Rows from a figure dataset:
%%

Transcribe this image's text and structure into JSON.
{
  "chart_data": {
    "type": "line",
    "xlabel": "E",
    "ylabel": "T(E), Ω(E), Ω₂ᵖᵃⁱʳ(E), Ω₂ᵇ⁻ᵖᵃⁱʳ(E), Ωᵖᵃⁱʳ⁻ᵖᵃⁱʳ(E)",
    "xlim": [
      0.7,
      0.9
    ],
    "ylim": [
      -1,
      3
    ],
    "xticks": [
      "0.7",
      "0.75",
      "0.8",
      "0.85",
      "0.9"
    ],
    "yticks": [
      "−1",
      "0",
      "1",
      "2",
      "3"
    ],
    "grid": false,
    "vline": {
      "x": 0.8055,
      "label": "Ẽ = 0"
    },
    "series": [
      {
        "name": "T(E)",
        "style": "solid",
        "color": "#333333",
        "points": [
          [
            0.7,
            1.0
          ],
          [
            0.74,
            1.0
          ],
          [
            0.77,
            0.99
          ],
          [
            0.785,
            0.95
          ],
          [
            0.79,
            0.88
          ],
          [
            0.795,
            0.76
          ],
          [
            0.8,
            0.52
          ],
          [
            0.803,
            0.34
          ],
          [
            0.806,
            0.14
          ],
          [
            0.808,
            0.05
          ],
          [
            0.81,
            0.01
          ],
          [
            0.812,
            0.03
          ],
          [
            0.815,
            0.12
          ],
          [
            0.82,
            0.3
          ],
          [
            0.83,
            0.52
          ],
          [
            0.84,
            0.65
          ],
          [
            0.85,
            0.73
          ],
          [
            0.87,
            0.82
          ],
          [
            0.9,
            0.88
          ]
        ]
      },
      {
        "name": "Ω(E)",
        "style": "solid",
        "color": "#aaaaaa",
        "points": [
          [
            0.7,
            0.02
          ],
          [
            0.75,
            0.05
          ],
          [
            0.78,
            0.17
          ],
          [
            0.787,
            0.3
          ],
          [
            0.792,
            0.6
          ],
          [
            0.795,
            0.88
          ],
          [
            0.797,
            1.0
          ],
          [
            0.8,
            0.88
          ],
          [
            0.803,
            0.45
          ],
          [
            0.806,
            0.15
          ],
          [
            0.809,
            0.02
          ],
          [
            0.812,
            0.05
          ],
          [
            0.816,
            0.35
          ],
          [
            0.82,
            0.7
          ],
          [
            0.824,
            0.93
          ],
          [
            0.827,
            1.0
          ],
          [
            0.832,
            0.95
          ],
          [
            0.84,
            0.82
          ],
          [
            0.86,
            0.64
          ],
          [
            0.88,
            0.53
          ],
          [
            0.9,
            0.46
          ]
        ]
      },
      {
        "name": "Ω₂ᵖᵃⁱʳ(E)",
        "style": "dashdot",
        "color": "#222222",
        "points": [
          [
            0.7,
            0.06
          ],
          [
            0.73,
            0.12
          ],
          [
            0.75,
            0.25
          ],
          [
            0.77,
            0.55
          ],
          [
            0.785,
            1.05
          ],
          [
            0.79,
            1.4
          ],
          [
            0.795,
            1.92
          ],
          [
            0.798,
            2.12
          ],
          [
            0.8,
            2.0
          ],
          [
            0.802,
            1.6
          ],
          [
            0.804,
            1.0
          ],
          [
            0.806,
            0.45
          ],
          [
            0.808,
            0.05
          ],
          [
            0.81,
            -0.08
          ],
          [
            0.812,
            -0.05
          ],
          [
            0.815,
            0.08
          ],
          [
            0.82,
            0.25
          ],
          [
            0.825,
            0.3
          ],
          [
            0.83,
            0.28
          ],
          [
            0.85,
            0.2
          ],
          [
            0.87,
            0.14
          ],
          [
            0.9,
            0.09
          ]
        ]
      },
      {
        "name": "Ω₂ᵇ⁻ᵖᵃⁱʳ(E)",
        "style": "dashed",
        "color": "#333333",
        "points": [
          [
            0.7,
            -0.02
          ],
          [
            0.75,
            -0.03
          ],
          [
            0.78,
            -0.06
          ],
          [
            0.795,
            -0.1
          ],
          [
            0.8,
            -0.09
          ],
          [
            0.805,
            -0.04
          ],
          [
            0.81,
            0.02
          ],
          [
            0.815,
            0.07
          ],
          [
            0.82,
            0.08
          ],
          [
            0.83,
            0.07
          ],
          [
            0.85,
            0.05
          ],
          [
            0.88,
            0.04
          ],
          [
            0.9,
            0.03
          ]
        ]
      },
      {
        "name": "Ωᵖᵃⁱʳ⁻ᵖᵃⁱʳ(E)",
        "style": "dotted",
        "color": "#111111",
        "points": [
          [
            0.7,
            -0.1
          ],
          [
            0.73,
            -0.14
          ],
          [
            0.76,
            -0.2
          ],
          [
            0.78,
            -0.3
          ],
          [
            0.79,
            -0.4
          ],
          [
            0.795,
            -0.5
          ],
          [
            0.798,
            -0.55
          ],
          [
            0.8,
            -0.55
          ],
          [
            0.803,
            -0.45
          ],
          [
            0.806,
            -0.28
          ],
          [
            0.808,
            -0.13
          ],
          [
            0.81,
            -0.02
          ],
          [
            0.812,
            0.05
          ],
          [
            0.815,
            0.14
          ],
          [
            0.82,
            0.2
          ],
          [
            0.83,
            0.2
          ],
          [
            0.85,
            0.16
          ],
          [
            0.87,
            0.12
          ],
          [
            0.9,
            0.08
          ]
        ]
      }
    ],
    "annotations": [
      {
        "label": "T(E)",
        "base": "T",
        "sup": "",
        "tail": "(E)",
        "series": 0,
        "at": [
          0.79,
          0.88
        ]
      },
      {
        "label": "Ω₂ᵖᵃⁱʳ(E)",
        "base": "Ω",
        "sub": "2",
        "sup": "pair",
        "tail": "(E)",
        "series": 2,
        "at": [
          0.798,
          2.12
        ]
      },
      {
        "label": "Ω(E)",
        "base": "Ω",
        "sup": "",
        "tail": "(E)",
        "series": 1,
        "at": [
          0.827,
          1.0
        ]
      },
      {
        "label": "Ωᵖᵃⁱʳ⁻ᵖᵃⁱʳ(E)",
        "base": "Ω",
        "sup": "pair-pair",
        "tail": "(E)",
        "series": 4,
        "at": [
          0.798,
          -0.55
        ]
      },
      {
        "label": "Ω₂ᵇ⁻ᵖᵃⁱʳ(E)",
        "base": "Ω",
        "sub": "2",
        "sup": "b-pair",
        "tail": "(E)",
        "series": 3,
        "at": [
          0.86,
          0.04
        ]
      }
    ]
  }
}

%%

* Your instructions *
Quote every entry exactly.

* Result of this task *
Transcribe this image's text and structure into JSON.
{
  "chart_data": {
    "type": "line",
    "xlabel": "E",
    "ylabel": "T(E), Ω(E), Ω₂ᵖᵃⁱʳ(E), Ω₂ᵇ⁻ᵖᵃⁱʳ(E), Ωᵖᵃⁱʳ⁻ᵖᵃⁱʳ(E)",
    "xlim": [
      0.7,
      0.9
    ],
    "ylim": [
      -1,
      3
    ],
    "xticks": [
      "0.7",
      "0.75",
      "0.8",
      "0.85",
      "0.9"
    ],
    "yticks": [
      "−1",
      "0",
      "1",
      "2",
      "3"
    ],
    "grid": false,
    "vline": {
      "x": 0.8055,
      "label": "Ẽ = 0"
    },
    "series": [
      {
        "name": "T(E)",
        "style": "solid",
        "color": "#333333",
        "points": [
          [
            0.7,
            1.0
          ],
          [
            0.74,
            1.0
          ],
          [
            0.77,
            0.99
          ],
          [
            0.785,
            0.95
          ],
          [
            0.79,
            0.88
          ],
          [
            0.795,
            0.76
          ],
          [
            0.8,
            0.52
          ],
          [
            0.803,
            0.34
          ],
          [
            0.806,
            0.14
          ],
          [
            0.808,
            0.05
          ],
          [
            0.81,
            0.01
          ],
          [
            0.812,
            0.03
          ],
          [
            0.815,
            0.12
          ],
          [
            0.82,
            0.3
          ],
          [
            0.83,
            0.52
          ],
          [
            0.84,
            0.65
          ],
          [
            0.85,
            0.73
          ],
          [
            0.87,
            0.82
          ],
          [
            0.9,
            0.88
          ]
        ]
      },
      {
        "name": "Ω(E)",
        "style": "solid",
        "color": "#aaaaaa",
        "points": [
          [
            0.7,
            0.02
          ],
          [
            0.75,
            0.05
          ],
          [
            0.78,
            0.17
          ],
          [
            0.787,
            0.3
          ],
          [
            0.792,
            0.6
          ],
          [
            0.795,
            0.88
          ],
          [
            0.797,
            1.0
          ],
          [
            0.8,
            0.88
          ],
          [
            0.803,
            0.45
          ],
          [
            0.806,
            0.15
          ],
          [
            0.809,
            0.02
          ],
          [
            0.812,
            0.05
          ],
          [
            0.816,
            0.35
          ],
          [
            0.82,
            0.7
          ],
          [
            0.824,
            0.93
          ],
          [
            0.827,
            1.0
          ],
          [
            0.832,
            0.95
          ],
          [
            0.84,
            0.82
          ],
          [
            0.86,
            0.64
          ],
          [
            0.88,
            0.53
          ],
          [
            0.9,
            0.46
          ]
        ]
      },
      {
        "name": "Ω₂ᵖᵃⁱʳ(E)",
        "style": "dashdot",
        "color": "#222222",
        "points": [
          [
            0.7,
            0.06
          ],
          [
            0.73,
            0.12
          ],
          [
            0.75,
            0.25
          ],
          [
            0.77,
            0.55
          ],
          [
            0.785,
            1.05
          ],
          [
            0.79,
            1.4
          ],
          [
            0.795,
            1.92
          ],
          [
            0.798,
            2.12
          ],
          [
            0.8,
            2.0
          ],
          [
            0.802,
            1.6
          ],
          [
            0.804,
            1.0
          ],
          [
            0.806,
            0.45
          ],
          [
            0.808,
            0.05
          ],
          [
            0.81,
            -0.08
          ],
          [
            0.812,
            -0.05
          ],
          [
            0.815,
            0.08
          ],
          [
            0.82,
            0.25
          ],
          [
            0.825,
            0.3
          ],
          [
            0.83,
            0.28
          ],
          [
            0.85,
            0.2
          ],
          [
            0.87,
            0.14
          ],
          [
            0.9,
            0.09
          ]
        ]
      },
      {
        "name": "Ω₂ᵇ⁻ᵖᵃⁱʳ(E)",
        "style": "dashed",
        "color": "#333333",
        "points": [
          [
            0.7,
            -0.02
          ],
          [
            0.75,
            -0.03
          ],
          [
            0.78,
            -0.06
          ],
          [
            0.795,
            -0.1
          ],
          [
            0.8,
            -0.09
          ],
          [
            0.805,
            -0.04
          ],
          [
            0.81,
            0.02
          ],
          [
            0.815,
            0.07
          ],
          [
            0.82,
            0.08
          ],
          [
            0.83,
            0.07
          ],
          [
            0.85,
            0.05
          ],
          [
            0.88,
            0.04
          ],
          [
            0.9,
            0.03
          ]
        ]
      },
      {
        "name": "Ωᵖᵃⁱʳ⁻ᵖᵃⁱʳ(E)",
        "style": "dotted",
        "color": "#111111",
        "points": [
          [
            0.7,
            -0.1
          ],
          [
            0.73,
            -0.14
          ],
          [
            0.76,
            -0.2
          ],
          [
            0.78,
            -0.3
          ],
          [
            0.79,
            -0.4
          ],
          [
            0.795,
            -0.5
          ],
          [
            0.798,
            -0.55
          ],
          [
            0.8,
            -0.55
          ],
          [
            0.803,
            -0.45
          ],
          [
            0.806,
            -0.28
          ],
          [
            0.808,
            -0.13
          ],
          [
            0.81,
            -0.02
          ],
          [
            0.812,
            0.05
          ],
          [
            0.815,
            0.14
          ],
          [
            0.82,
            0.2
          ],
          [
            0.83,
            0.2
          ],
          [
            0.85,
            0.16
          ],
          [
            0.87,
            0.12
          ],
          [
            0.9,
            0.08
          ]
        ]
      }
    ],
    "annotations": [
      {
        "label": "T(E)",
        "base": "T",
        "sup": "",
        "tail": "(E)",
        "series": 0,
        "at": [
          0.79,
          0.88
        ]
      },
      {
        "label": "Ω₂ᵖᵃⁱʳ(E)",
        "base": "Ω",
        "sub": "2",
        "sup": "pair",
        "tail": "(E)",
        "series": 2,
        "at": [
          0.798,
          2.12
        ]
      },
      {
        "label": "Ω(E)",
        "base": "Ω",
        "sup": "",
        "tail": "(E)",
        "series": 1,
        "at": [
          0.827,
          1.0
        ]
      },
      {
        "label": "Ωᵖᵃⁱʳ⁻ᵖᵃⁱʳ(E)",
        "base": "Ω",
        "sup": "pair-pair",
        "tail": "(E)",
        "series": 4,
        "at": [
          0.798,
          -0.55
        ]
      },
      {
        "label": "Ω₂ᵇ⁻ᵖᵃⁱʳ(E)",
        "base": "Ω",
        "sub": "2",
        "sup": "b-pair",
        "tail": "(E)",
        "series": 3,
        "at": [
          0.86,
          0.04
        ]
      }
    ]
  }
}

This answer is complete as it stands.